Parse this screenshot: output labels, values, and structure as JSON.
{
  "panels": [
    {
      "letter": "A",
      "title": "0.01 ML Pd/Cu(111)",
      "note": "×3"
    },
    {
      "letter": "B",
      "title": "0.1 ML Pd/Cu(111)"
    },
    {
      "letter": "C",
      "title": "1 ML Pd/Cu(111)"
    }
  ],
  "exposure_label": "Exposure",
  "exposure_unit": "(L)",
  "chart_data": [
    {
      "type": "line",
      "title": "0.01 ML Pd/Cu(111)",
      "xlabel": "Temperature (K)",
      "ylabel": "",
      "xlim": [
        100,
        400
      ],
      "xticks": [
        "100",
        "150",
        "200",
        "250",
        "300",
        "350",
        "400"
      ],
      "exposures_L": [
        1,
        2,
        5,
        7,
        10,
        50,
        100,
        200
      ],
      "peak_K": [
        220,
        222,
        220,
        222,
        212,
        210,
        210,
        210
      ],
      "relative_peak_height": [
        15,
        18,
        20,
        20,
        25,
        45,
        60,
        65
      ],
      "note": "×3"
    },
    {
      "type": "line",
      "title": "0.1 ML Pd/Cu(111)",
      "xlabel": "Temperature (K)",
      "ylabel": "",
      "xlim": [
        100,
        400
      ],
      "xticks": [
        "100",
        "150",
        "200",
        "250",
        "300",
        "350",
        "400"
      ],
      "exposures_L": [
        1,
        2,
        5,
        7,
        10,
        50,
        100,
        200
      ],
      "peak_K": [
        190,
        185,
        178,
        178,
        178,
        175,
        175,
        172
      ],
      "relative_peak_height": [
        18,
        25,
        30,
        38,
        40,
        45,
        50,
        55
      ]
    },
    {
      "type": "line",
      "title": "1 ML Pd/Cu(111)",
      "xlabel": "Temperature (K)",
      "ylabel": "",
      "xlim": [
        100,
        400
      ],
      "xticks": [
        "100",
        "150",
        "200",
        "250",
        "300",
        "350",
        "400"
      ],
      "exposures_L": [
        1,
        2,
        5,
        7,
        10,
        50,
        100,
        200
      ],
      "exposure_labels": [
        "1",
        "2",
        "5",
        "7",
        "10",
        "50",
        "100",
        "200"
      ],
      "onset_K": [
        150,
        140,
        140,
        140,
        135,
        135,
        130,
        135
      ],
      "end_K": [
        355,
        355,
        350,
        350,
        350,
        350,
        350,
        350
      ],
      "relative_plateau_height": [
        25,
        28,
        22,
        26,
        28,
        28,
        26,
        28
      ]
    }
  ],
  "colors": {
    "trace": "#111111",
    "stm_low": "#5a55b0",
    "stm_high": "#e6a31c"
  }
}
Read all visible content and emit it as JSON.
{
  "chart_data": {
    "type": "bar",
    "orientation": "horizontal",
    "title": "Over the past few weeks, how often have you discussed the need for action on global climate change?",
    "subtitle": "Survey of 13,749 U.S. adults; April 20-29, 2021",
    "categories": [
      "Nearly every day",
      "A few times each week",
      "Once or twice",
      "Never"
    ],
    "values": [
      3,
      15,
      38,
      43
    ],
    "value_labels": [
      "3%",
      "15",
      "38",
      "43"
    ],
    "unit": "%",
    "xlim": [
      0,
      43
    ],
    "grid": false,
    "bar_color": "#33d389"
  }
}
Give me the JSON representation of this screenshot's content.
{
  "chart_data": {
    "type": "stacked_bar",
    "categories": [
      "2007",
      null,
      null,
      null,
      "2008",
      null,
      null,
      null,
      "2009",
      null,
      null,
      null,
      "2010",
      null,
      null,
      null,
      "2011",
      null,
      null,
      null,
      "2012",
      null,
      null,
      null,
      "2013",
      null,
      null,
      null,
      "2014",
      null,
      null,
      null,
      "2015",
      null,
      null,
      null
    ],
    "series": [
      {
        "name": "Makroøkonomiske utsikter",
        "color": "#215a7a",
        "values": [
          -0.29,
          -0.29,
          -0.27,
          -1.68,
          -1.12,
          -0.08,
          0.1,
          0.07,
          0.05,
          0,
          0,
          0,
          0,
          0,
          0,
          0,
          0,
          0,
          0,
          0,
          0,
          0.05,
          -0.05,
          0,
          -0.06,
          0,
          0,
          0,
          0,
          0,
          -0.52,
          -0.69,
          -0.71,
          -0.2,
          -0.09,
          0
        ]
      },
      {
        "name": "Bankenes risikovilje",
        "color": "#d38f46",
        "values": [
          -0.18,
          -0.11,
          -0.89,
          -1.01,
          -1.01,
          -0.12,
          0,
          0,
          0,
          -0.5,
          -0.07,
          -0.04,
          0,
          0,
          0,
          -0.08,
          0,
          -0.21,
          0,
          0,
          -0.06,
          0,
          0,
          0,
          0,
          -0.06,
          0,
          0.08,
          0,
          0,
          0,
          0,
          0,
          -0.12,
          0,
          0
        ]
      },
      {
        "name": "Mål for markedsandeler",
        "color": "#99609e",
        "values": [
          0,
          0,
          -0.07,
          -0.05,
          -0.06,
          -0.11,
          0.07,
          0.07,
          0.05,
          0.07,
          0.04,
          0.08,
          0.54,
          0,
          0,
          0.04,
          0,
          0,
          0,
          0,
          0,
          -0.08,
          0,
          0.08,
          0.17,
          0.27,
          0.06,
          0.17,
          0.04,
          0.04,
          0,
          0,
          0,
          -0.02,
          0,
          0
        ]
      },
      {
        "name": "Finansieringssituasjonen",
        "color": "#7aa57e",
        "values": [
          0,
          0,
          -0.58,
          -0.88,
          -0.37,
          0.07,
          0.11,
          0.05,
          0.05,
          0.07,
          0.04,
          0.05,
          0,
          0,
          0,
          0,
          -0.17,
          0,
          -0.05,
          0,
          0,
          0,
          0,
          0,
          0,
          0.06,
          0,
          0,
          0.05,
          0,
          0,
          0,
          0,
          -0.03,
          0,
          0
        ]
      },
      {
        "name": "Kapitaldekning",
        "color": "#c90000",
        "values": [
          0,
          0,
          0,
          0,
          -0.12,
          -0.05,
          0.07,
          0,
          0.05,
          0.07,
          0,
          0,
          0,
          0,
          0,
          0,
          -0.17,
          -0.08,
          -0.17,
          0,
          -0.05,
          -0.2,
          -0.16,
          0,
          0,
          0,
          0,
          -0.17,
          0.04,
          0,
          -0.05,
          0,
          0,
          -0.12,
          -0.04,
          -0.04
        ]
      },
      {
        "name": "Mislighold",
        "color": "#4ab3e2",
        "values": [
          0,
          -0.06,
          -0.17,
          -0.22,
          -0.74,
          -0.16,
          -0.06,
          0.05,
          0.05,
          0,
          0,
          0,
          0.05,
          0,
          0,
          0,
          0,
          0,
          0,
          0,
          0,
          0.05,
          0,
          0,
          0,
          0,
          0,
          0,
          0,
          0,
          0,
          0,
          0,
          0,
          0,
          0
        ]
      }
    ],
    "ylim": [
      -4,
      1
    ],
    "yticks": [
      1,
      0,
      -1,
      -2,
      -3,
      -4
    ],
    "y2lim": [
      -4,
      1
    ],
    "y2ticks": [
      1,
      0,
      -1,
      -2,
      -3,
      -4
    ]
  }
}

:::

→ **What is needed**: Extract every line above that contains the word "screenshot".

→ **Answer in full**:
Parse this screenshot: output labels, values, and structure as JSON.
Give me the JSON representation of this screenshot's content.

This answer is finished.